■ STATED PROBLEM
Each line that follows should be printed again exactly as it stands.

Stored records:
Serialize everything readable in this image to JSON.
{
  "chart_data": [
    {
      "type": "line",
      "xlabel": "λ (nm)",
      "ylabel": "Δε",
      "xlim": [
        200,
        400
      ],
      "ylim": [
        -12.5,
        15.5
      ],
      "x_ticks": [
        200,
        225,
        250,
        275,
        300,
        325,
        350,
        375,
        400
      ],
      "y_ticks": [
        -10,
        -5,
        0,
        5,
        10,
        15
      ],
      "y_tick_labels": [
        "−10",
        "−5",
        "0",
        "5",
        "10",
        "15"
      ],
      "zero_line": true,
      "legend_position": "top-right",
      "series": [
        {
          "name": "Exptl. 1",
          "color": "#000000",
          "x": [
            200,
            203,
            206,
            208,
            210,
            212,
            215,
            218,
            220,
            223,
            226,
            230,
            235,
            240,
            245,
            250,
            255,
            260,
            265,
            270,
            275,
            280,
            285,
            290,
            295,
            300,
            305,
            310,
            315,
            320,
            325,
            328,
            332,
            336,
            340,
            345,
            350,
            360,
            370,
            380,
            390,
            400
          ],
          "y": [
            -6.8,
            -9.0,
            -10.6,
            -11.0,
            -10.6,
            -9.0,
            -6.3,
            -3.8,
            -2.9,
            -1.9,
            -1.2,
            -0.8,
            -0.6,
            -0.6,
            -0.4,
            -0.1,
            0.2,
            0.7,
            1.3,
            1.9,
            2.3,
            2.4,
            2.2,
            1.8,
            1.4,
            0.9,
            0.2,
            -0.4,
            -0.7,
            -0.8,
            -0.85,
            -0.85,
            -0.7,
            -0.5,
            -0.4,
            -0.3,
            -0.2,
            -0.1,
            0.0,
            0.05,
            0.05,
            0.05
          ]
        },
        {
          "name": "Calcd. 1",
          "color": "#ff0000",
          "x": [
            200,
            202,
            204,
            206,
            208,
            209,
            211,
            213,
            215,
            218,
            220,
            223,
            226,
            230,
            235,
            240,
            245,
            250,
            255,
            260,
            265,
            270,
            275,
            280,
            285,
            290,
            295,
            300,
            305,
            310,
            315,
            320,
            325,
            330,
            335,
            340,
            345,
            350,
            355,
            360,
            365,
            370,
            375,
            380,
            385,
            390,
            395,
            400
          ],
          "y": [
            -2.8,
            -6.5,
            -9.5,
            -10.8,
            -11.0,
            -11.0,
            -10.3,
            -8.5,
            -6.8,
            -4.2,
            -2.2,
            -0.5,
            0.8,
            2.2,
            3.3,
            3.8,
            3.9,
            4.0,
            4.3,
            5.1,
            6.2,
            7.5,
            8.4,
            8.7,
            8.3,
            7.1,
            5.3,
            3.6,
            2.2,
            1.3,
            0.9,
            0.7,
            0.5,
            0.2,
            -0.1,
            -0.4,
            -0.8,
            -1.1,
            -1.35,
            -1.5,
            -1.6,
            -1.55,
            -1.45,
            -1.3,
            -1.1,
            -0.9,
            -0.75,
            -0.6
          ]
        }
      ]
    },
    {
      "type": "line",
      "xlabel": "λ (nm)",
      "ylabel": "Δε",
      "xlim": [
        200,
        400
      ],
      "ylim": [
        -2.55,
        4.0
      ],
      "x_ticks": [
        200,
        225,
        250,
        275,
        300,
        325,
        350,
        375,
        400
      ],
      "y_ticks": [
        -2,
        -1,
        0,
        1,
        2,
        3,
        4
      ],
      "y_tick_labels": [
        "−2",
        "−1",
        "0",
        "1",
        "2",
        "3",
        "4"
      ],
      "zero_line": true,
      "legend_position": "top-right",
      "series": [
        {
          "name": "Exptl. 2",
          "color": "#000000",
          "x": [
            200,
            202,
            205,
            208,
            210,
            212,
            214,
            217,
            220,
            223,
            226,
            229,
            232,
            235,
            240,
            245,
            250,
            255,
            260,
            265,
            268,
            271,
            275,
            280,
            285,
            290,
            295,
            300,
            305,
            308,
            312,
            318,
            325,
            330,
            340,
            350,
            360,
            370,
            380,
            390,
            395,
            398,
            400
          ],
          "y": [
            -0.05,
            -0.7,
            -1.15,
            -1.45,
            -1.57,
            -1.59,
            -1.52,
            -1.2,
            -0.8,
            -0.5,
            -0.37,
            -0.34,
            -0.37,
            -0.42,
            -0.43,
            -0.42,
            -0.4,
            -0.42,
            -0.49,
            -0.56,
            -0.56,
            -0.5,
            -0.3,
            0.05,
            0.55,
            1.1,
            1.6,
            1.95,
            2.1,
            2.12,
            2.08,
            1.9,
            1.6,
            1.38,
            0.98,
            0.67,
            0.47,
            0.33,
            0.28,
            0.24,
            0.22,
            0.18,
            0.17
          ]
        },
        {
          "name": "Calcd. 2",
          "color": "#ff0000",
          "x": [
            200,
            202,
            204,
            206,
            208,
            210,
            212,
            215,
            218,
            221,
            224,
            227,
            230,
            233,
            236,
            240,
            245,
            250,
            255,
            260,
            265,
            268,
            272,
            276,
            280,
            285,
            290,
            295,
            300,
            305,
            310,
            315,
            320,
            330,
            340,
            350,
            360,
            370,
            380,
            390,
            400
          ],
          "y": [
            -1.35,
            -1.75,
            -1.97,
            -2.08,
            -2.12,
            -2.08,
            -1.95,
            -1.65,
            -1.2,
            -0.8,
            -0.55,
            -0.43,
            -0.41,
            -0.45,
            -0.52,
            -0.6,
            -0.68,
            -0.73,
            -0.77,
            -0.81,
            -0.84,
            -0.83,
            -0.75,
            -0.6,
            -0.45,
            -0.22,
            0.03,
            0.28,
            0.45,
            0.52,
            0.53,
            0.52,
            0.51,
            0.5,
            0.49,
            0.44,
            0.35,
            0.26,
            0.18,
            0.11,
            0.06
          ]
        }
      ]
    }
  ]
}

■ ANSWER TO THE PROBLEM
Serialize everything readable in this image to JSON.
{
  "chart_data": [
    {
      "type": "line",
      "xlabel": "λ (nm)",
      "ylabel": "Δε",
      "xlim": [
        200,
        400
      ],
      "ylim": [
        -12.5,
        15.5
      ],
      "x_ticks": [
        200,
        225,
        250,
        275,
        300,
        325,
        350,
        375,
        400
      ],
      "y_ticks": [
        -10,
        -5,
        0,
        5,
        10,
        15
      ],
      "y_tick_labels": [
        "−10",
        "−5",
        "0",
        "5",
        "10",
        "15"
      ],
      "zero_line": true,
      "legend_position": "top-right",
      "series": [
        {
          "name": "Exptl. 1",
          "color": "#000000",
          "x": [
            200,
            203,
            206,
            208,
            210,
            212,
            215,
            218,
            220,
            223,
            226,
            230,
            235,
            240,
            245,
            250,
            255,
            260,
            265,
            270,
            275,
            280,
            285,
            290,
            295,
            300,
            305,
            310,
            315,
            320,
            325,
            328,
            332,
            336,
            340,
            345,
            350,
            360,
            370,
            380,
            390,
            400
          ],
          "y": [
            -6.8,
            -9.0,
            -10.6,
            -11.0,
            -10.6,
            -9.0,
            -6.3,
            -3.8,
            -2.9,
            -1.9,
            -1.2,
            -0.8,
            -0.6,
            -0.6,
            -0.4,
            -0.1,
            0.2,
            0.7,
            1.3,
            1.9,
            2.3,
            2.4,
            2.2,
            1.8,
            1.4,
            0.9,
            0.2,
            -0.4,
            -0.7,
            -0.8,
            -0.85,
            -0.85,
            -0.7,
            -0.5,
            -0.4,
            -0.3,
            -0.2,
            -0.1,
            0.0,
            0.05,
            0.05,
            0.05
          ]
        },
        {
          "name": "Calcd. 1",
          "color": "#ff0000",
          "x": [
            200,
            202,
            204,
            206,
            208,
            209,
            211,
            213,
            215,
            218,
            220,
            223,
            226,
            230,
            235,
            240,
            245,
            250,
            255,
            260,
            265,
            270,
            275,
            280,
            285,
            290,
            295,
            300,
            305,
            310,
            315,
            320,
            325,
            330,
            335,
            340,
            345,
            350,
            355,
            360,
            365,
            370,
            375,
            380,
            385,
            390,
            395,
            400
          ],
          "y": [
            -2.8,
            -6.5,
            -9.5,
            -10.8,
            -11.0,
            -11.0,
            -10.3,
            -8.5,
            -6.8,
            -4.2,
            -2.2,
            -0.5,
            0.8,
            2.2,
            3.3,
            3.8,
            3.9,
            4.0,
            4.3,
            5.1,
            6.2,
            7.5,
            8.4,
            8.7,
            8.3,
            7.1,
            5.3,
            3.6,
            2.2,
            1.3,
            0.9,
            0.7,
            0.5,
            0.2,
            -0.1,
            -0.4,
            -0.8,
            -1.1,
            -1.35,
            -1.5,
            -1.6,
            -1.55,
            -1.45,
            -1.3,
            -1.1,
            -0.9,
            -0.75,
            -0.6
          ]
        }
      ]
    },
    {
      "type": "line",
      "xlabel": "λ (nm)",
      "ylabel": "Δε",
      "xlim": [
        200,
        400
      ],
      "ylim": [
        -2.55,
        4.0
      ],
      "x_ticks": [
        200,
        225,
        250,
        275,
        300,
        325,
        350,
        375,
        400
      ],
      "y_ticks": [
        -2,
        -1,
        0,
        1,
        2,
        3,
        4
      ],
      "y_tick_labels": [
        "−2",
        "−1",
        "0",
        "1",
        "2",
        "3",
        "4"
      ],
      "zero_line": true,
      "legend_position": "top-right",
      "series": [
        {
          "name": "Exptl. 2",
          "color": "#000000",
          "x": [
            200,
            202,
            205,
            208,
            210,
            212,
            214,
            217,
            220,
            223,
            226,
            229,
            232,
            235,
            240,
            245,
            250,
            255,
            260,
            265,
            268,
            271,
            275,
            280,
            285,
            290,
            295,
            300,
            305,
            308,
            312,
            318,
            325,
            330,
            340,
            350,
            360,
            370,
            380,
            390,
            395,
            398,
            400
          ],
          "y": [
            -0.05,
            -0.7,
            -1.15,
            -1.45,
            -1.57,
            -1.59,
            -1.52,
            -1.2,
            -0.8,
            -0.5,
            -0.37,
            -0.34,
            -0.37,
            -0.42,
            -0.43,
            -0.42,
            -0.4,
            -0.42,
            -0.49,
            -0.56,
            -0.56,
            -0.5,
            -0.3,
            0.05,
            0.55,
            1.1,
            1.6,
            1.95,
            2.1,
            2.12,
            2.08,
            1.9,
            1.6,
            1.38,
            0.98,
            0.67,
            0.47,
            0.33,
            0.28,
            0.24,
            0.22,
            0.18,
            0.17
          ]
        },
        {
          "name": "Calcd. 2",
          "color": "#ff0000",
          "x": [
            200,
            202,
            204,
            206,
            208,
            210,
            212,
            215,
            218,
            221,
            224,
            227,
            230,
            233,
            236,
            240,
            245,
            250,
            255,
            260,
            265,
            268,
            272,
            276,
            280,
            285,
            290,
            295,
            300,
            305,
            310,
            315,
            320,
            330,
            340,
            350,
            360,
            370,
            380,
            390,
            400
          ],
          "y": [
            -1.35,
            -1.75,
            -1.97,
            -2.08,
            -2.12,
            -2.08,
            -1.95,
            -1.65,
            -1.2,
            -0.8,
            -0.55,
            -0.43,
            -0.41,
            -0.45,
            -0.52,
            -0.6,
            -0.68,
            -0.73,
            -0.77,
            -0.81,
            -0.84,
            -0.83,
            -0.75,
            -0.6,
            -0.45,
            -0.22,
            0.03,
            0.28,
            0.45,
            0.52,
            0.53,
            0.52,
            0.51,
            0.5,
            0.49,
            0.44,
            0.35,
            0.26,
            0.18,
            0.11,
            0.06
          ]
        }
      ]
    }
  ]
}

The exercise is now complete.